Provided passage =>
** BEGIN **

05 June 2013

How to Develop a High Concept in Novels, Memoirs, Screenplays

We had a plot consultation a couple of years ago. At the time, I worried her story wasn't High Concept -- you know, that something special, exotic, unexpected. Without a high concept, a story may never find an agent, publisher, audience.

Prior to our recent consultation, I read her current synopsis and worry I've lost my ability to remember writers' stories. I do not recognize any of the character, action or thematic elements. The writing and content in her synopsis give me goosebumps. Intrigue, mystery, romance, secrets and lies, wrongful arrest and sentencing, provocative themes = high concept elements, for sure.

She starts the consultation by saying she's never stopped thinking about our original consultation and never stopped digging deeper. As we discuss her story, I continue to struggle to remember her story only to find that during the time since we last spoke and while laid up with a broken ankle, she stumbled across a compelling news story she subsequently integrated into her original ideas.

With this new layer and major plot line the story comes alive.

With this new layer and major plot line the writer's excitement and energy and enthusiasm also come alive.

She successfully integrated the new plot line which involves a second POV into the beginning and middle of her original story and then stalled out when coming up with a crisis and climax for each POV.

I'll share that process later. For now, I just want to revel in the thrill of seeing what can come with an open mind and a willingness to move out of one's comfort zone to the razor's edge of not knowing...

** END **

Exercise =>
In the post on developing a high concept, list the items that the writer's synopsis contains and that the post calls high concept elements.

[Element box records]

** BEGIN **

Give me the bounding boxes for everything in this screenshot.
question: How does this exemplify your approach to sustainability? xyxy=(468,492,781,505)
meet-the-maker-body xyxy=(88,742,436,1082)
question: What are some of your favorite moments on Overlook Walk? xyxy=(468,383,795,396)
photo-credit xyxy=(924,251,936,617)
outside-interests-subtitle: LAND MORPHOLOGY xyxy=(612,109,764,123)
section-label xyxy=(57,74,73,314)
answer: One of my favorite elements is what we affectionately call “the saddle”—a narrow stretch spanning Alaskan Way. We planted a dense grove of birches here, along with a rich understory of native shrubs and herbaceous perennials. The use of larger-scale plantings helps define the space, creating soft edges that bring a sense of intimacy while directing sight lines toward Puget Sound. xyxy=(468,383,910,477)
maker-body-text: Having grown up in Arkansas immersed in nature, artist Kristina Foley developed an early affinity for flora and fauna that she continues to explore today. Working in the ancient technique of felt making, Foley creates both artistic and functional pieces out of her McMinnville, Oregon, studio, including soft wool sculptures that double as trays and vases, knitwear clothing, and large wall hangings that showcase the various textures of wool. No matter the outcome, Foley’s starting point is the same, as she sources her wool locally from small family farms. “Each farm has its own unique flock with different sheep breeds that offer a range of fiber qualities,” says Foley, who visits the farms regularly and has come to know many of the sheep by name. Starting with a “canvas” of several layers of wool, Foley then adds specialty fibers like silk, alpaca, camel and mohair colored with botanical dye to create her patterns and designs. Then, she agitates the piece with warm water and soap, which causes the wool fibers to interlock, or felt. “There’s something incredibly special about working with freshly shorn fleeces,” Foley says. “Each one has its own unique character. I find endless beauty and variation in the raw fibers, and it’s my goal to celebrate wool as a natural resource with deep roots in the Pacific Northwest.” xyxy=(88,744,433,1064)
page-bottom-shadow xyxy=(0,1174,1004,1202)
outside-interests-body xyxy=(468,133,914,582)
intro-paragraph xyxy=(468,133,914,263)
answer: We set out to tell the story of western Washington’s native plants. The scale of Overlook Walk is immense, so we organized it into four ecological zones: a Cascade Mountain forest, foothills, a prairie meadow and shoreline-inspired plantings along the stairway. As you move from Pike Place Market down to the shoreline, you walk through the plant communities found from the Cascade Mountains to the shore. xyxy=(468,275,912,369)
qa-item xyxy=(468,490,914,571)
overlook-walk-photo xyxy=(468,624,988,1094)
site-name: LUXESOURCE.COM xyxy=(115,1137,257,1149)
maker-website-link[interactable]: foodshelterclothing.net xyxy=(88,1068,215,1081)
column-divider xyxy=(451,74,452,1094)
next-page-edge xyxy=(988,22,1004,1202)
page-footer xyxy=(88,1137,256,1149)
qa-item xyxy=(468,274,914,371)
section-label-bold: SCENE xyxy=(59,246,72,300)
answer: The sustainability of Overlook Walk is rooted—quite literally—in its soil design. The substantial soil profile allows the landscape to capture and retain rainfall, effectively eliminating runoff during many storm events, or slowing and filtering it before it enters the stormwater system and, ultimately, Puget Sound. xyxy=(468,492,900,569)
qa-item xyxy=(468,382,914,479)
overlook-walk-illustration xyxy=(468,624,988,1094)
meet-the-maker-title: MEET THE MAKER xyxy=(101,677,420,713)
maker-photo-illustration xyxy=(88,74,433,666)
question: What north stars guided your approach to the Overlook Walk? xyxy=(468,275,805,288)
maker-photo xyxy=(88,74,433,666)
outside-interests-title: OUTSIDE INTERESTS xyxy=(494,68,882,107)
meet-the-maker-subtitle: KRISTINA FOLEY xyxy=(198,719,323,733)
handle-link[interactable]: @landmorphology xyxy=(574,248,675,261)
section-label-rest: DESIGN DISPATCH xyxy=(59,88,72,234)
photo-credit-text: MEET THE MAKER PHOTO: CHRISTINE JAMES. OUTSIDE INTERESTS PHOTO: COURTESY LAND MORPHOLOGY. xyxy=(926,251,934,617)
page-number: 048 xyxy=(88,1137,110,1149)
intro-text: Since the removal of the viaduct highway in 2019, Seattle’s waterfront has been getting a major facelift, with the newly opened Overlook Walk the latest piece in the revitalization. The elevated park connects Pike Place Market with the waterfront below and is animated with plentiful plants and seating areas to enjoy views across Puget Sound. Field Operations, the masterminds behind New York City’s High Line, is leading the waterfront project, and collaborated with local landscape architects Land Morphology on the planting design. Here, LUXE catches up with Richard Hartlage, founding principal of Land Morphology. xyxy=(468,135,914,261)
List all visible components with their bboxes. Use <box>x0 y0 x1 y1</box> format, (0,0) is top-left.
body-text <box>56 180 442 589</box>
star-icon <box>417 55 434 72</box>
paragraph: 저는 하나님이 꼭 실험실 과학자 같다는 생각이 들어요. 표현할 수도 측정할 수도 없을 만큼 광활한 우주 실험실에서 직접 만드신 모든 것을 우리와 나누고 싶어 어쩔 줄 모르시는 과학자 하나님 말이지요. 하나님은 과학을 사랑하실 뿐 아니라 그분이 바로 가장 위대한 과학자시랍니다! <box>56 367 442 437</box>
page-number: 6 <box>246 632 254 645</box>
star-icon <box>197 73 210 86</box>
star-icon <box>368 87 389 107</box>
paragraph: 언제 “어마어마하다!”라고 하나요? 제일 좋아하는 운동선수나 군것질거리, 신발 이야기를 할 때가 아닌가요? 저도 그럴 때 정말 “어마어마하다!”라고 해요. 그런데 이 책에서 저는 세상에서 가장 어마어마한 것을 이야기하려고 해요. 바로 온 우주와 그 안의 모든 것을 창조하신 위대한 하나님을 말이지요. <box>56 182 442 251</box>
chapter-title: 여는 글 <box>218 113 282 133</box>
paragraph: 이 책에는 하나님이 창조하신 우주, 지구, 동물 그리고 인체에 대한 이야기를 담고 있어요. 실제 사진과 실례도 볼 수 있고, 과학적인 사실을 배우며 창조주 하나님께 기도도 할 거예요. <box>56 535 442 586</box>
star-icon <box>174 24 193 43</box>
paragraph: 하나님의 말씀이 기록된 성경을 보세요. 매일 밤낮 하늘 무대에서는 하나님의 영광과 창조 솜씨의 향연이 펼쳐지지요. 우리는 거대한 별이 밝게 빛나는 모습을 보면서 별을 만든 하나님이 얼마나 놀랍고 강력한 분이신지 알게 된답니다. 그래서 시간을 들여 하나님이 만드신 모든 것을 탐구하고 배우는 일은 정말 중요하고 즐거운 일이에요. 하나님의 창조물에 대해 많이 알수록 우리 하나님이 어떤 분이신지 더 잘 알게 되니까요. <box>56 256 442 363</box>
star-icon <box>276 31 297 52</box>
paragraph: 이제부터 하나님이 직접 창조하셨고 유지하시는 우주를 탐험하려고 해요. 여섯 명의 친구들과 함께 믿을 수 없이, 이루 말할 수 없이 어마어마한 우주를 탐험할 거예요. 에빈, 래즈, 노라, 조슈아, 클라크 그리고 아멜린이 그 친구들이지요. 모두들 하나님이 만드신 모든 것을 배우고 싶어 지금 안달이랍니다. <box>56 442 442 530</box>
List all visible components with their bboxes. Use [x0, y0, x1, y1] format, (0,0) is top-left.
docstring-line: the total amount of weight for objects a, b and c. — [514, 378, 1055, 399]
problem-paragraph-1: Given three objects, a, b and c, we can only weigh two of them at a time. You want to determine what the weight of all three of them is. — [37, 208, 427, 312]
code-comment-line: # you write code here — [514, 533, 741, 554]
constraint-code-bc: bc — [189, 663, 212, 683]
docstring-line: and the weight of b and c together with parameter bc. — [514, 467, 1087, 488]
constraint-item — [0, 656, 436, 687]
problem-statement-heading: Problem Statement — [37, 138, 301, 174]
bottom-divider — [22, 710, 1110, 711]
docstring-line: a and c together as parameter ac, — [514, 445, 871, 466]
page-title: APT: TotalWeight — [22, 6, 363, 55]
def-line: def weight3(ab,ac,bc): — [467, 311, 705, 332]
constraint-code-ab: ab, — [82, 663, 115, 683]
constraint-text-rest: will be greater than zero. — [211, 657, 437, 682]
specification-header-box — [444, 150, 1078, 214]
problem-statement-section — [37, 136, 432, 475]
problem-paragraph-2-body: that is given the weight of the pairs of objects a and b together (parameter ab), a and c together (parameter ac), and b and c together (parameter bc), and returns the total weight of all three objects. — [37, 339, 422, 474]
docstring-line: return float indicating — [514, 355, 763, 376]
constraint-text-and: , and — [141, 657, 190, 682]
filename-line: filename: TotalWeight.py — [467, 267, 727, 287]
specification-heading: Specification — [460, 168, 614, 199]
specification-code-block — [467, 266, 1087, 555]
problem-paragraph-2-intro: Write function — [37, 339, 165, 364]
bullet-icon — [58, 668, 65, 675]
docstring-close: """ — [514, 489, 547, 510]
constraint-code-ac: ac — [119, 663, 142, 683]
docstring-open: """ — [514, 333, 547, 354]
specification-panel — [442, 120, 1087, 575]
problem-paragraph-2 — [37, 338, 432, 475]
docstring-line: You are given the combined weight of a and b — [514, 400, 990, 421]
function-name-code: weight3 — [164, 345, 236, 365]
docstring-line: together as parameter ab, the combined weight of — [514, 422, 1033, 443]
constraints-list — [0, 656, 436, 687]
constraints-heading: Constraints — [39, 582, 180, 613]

** END **

Answer to this exercise =>
- Intrigue
- Mystery
- Romance
- Secrets and lies
- Wrongful arrest and sentencing
- Provocative themes